■ SET TASK
Return a copy of each line that holds the string "this".

***** MATERIAL SUPPLIED

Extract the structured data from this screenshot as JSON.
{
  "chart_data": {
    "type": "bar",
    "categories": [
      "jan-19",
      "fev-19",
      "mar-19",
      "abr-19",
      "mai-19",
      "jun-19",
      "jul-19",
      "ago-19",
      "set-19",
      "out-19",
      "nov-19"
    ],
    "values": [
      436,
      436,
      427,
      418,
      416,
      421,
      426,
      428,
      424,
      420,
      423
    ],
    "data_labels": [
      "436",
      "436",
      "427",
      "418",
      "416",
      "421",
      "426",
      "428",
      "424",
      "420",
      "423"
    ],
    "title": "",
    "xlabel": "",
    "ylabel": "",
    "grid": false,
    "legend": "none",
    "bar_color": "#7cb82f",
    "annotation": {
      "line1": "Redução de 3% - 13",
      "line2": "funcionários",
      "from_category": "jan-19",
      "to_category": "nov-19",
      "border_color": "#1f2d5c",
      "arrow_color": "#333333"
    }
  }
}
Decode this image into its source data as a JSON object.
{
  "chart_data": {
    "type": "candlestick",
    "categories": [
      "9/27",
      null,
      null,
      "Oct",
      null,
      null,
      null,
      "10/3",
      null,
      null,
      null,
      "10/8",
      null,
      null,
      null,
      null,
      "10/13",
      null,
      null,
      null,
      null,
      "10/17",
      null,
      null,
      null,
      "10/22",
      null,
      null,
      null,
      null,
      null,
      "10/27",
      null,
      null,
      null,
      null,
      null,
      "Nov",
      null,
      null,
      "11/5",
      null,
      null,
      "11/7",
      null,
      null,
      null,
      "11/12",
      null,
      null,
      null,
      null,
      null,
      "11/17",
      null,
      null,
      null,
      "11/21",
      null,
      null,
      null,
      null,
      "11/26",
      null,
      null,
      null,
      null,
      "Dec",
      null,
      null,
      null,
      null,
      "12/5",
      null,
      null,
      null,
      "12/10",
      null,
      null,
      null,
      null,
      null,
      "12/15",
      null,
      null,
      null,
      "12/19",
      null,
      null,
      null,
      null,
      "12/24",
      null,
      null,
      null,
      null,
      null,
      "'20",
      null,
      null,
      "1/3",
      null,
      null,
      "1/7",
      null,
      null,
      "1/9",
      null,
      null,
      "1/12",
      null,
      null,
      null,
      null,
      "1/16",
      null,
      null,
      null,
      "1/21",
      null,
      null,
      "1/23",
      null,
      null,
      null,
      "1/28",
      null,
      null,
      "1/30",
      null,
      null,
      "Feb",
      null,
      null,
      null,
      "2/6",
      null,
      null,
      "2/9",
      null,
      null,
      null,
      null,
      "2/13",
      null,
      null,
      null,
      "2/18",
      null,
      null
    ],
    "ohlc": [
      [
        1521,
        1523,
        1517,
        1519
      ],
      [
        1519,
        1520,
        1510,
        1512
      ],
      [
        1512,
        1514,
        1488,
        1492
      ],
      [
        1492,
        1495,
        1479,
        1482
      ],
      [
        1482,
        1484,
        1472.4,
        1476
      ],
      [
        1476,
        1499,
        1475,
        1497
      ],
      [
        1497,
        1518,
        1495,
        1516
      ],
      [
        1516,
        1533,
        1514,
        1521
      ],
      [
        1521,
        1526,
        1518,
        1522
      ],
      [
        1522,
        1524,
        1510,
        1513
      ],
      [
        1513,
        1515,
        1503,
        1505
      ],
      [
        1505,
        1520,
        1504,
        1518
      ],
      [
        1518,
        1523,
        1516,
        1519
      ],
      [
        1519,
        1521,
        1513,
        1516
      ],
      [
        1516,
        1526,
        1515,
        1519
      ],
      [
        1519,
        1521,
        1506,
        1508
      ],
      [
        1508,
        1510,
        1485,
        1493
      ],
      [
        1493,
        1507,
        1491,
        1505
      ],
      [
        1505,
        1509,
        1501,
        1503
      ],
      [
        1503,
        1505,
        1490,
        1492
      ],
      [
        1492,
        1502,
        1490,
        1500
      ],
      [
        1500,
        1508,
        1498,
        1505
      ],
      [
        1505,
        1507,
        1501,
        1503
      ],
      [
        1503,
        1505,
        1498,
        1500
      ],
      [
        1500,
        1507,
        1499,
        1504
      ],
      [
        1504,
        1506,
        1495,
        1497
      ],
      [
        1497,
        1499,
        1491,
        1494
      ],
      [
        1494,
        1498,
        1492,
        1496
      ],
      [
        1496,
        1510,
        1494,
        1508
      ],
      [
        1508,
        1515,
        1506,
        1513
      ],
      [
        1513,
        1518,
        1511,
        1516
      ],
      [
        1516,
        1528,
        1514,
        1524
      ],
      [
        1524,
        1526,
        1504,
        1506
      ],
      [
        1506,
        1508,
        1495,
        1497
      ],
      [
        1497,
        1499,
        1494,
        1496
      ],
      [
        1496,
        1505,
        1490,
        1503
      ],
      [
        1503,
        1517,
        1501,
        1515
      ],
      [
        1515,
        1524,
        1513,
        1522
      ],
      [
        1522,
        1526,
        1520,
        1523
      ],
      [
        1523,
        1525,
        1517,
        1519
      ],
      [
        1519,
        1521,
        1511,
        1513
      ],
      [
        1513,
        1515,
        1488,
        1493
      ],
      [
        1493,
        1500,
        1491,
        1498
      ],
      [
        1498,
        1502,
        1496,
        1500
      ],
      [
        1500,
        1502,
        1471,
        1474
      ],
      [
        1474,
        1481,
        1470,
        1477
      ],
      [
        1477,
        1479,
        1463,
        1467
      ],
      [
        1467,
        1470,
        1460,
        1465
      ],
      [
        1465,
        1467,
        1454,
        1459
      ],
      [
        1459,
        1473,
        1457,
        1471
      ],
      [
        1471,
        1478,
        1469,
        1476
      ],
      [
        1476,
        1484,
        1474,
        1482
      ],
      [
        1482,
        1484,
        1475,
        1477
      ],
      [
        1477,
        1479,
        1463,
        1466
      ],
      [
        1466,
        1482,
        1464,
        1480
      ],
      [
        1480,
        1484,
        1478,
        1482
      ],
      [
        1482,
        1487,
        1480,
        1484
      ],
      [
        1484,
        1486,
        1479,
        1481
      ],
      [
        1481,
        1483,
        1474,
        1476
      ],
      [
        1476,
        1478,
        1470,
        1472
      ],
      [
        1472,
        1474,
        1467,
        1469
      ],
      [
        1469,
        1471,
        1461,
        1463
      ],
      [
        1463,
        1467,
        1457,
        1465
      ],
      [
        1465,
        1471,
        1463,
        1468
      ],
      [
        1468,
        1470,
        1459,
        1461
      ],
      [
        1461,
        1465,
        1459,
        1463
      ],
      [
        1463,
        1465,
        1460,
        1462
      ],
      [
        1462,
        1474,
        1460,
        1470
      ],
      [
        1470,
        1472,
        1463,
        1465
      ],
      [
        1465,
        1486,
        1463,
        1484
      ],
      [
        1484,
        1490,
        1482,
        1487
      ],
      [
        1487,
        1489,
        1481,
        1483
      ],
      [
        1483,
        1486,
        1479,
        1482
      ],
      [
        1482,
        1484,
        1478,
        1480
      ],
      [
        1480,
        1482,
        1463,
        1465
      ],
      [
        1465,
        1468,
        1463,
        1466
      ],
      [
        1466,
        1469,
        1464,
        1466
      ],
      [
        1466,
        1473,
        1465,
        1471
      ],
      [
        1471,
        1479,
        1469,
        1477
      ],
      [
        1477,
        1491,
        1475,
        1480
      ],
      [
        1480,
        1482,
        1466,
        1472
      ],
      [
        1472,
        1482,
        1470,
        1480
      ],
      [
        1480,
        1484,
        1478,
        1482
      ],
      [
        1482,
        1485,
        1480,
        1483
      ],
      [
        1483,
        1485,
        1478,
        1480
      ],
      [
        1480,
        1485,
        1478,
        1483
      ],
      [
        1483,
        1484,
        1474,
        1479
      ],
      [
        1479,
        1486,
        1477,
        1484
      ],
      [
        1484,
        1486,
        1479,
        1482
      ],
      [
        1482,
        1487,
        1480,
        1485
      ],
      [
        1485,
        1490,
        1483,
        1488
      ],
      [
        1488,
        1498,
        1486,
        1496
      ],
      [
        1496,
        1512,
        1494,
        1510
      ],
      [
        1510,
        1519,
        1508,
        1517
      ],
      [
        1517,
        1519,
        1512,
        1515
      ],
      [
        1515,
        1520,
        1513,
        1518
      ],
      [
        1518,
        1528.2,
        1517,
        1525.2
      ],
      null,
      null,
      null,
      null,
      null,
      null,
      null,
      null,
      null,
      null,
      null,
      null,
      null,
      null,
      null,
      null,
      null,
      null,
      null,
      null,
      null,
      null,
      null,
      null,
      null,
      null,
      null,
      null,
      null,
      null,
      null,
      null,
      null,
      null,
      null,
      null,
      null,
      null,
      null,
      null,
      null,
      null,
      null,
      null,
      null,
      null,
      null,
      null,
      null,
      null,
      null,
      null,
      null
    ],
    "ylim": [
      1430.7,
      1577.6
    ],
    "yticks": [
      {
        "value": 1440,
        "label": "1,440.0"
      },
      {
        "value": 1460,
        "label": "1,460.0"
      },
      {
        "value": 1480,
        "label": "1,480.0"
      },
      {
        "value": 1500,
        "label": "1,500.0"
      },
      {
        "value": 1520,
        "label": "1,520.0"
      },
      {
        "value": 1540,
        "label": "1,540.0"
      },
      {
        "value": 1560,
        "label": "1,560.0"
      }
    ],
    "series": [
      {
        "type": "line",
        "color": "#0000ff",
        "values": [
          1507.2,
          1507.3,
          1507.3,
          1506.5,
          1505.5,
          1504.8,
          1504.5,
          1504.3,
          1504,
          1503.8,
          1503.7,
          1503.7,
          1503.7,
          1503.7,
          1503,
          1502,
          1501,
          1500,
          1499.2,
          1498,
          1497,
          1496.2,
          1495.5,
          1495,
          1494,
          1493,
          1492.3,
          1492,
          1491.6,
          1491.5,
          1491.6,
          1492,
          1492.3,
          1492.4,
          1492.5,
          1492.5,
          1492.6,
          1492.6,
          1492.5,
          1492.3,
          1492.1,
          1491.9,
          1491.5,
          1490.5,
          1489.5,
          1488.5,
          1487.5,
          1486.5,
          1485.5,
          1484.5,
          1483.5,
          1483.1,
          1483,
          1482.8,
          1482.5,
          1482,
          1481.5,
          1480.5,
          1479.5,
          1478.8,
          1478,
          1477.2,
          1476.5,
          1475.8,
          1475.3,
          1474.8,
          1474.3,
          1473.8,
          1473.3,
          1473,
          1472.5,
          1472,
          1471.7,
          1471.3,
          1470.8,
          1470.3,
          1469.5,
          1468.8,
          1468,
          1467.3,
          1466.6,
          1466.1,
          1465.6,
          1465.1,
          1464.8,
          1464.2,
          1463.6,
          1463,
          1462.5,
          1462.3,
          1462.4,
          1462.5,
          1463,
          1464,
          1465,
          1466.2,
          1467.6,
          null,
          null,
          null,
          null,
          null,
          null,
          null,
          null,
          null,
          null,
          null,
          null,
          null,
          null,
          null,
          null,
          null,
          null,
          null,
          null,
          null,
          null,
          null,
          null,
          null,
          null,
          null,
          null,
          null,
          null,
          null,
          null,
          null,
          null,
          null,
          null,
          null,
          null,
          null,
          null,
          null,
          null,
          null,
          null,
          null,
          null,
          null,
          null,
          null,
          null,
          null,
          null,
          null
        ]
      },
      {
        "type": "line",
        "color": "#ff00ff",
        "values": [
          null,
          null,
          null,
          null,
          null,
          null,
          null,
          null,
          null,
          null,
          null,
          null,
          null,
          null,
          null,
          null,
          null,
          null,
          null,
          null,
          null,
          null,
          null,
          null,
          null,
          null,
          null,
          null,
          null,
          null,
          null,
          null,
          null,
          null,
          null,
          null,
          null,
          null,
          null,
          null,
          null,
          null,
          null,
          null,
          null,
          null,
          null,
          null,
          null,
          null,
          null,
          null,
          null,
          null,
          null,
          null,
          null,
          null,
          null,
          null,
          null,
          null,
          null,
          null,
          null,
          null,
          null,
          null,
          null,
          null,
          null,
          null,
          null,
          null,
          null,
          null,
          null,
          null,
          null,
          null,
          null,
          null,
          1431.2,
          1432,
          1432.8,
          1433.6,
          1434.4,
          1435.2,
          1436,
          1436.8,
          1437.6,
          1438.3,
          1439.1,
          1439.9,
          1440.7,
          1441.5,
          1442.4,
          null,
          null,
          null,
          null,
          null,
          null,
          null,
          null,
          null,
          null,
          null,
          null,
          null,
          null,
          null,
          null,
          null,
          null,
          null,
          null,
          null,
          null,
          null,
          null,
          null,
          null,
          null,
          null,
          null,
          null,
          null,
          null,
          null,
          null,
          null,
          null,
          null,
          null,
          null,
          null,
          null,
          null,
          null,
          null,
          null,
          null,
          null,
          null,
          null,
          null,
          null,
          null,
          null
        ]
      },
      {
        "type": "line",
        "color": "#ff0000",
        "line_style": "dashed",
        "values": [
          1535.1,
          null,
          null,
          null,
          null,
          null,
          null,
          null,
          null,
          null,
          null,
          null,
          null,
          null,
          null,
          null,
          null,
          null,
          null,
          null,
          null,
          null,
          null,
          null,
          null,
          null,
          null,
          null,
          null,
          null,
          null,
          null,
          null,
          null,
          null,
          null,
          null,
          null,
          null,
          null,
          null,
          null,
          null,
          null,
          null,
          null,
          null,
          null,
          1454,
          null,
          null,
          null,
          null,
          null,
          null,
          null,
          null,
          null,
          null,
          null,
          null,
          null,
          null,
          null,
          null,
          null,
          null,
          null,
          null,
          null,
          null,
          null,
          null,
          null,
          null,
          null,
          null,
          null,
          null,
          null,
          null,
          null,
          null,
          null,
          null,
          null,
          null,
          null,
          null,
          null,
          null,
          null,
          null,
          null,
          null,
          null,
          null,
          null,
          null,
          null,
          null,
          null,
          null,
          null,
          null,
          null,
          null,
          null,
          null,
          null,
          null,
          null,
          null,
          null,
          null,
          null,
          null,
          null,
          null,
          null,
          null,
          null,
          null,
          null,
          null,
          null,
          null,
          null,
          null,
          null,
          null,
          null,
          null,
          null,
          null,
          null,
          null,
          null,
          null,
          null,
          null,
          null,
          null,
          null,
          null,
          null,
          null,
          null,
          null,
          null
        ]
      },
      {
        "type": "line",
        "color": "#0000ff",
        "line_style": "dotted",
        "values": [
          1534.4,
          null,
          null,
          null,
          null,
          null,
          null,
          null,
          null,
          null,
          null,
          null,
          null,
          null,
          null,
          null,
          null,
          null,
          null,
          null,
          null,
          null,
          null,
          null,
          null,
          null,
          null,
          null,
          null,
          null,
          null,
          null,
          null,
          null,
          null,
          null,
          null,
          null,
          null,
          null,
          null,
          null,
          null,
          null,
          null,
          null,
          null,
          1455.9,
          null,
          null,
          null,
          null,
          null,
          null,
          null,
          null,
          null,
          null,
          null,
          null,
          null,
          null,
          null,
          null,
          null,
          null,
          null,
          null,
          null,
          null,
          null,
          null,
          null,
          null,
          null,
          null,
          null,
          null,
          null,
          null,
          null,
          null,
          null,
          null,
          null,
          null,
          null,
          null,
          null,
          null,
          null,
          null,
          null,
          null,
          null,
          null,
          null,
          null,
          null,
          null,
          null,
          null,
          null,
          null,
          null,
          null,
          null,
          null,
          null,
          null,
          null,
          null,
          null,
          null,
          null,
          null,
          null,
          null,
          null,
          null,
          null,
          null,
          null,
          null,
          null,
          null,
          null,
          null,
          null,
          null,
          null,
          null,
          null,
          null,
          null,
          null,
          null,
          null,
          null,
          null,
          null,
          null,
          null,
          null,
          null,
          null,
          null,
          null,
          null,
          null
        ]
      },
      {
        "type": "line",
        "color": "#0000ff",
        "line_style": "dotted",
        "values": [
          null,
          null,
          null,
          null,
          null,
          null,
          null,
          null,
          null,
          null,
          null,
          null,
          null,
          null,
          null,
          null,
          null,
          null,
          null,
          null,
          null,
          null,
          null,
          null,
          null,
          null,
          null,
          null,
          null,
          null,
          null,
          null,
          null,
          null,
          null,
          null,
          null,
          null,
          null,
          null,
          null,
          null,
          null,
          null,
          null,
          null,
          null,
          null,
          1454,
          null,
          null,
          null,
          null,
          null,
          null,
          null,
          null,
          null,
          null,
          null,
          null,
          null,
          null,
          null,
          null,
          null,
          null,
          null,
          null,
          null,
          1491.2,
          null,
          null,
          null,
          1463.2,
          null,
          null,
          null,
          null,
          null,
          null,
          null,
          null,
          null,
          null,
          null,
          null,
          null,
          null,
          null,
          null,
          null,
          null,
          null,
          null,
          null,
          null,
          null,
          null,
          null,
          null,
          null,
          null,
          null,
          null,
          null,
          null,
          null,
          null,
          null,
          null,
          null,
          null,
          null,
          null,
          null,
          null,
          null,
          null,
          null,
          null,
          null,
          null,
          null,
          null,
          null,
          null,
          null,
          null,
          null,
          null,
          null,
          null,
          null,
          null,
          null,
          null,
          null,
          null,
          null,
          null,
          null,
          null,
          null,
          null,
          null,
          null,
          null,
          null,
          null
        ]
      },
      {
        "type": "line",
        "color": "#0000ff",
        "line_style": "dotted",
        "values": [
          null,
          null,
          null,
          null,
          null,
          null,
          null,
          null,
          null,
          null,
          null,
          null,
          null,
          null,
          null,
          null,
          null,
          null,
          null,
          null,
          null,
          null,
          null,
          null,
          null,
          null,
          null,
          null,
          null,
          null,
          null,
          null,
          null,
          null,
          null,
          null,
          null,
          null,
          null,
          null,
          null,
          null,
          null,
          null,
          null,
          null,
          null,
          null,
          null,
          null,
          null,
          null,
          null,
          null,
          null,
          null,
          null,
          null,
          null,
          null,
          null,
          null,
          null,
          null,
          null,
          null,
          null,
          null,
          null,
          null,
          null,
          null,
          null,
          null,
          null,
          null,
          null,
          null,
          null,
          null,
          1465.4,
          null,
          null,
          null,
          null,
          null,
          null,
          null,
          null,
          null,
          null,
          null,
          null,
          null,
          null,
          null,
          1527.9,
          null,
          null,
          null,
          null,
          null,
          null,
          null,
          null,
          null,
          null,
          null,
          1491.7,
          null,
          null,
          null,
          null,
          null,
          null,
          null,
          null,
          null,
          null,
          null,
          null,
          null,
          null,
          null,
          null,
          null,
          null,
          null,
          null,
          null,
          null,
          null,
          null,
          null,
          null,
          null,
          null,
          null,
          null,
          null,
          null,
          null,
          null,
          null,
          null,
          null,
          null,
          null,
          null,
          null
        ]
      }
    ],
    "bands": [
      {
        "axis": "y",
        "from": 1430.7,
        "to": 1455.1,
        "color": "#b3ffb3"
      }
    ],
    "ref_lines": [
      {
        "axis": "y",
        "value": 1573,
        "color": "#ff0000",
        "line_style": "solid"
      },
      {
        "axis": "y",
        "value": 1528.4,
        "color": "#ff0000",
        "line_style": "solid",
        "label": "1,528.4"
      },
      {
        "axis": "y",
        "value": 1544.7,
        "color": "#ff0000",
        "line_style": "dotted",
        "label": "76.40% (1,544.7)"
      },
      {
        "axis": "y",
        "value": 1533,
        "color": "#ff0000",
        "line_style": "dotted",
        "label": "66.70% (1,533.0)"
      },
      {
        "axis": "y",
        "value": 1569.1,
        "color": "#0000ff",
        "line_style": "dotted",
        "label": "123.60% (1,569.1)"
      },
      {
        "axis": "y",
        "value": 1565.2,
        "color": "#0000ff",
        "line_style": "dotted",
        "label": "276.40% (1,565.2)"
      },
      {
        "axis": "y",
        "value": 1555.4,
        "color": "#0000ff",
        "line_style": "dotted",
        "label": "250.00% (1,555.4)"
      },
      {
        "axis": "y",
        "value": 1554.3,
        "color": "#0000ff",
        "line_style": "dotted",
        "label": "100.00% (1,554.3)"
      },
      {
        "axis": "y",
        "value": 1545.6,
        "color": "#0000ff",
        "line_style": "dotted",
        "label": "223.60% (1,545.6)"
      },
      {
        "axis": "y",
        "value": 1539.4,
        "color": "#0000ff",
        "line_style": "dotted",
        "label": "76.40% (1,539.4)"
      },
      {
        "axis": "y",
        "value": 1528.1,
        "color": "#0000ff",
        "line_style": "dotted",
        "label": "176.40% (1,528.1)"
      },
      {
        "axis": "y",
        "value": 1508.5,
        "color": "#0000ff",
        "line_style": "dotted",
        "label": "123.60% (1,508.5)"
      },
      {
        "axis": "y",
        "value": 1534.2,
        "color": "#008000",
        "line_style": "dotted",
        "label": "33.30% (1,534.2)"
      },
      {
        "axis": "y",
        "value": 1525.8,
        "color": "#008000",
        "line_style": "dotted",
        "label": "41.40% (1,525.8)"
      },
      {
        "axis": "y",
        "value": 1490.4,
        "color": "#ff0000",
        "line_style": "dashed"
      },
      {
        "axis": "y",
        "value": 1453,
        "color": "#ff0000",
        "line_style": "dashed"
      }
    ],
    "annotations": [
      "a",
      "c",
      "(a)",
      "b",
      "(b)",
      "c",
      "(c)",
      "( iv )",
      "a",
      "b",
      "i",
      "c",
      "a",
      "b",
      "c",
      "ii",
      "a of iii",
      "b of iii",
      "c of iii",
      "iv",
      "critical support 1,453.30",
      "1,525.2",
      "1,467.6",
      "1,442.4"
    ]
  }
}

**********

■ EXERCISE SOLUTION
Extract the structured data from this screenshot as JSON.
Decode this image into its source data as a JSON object.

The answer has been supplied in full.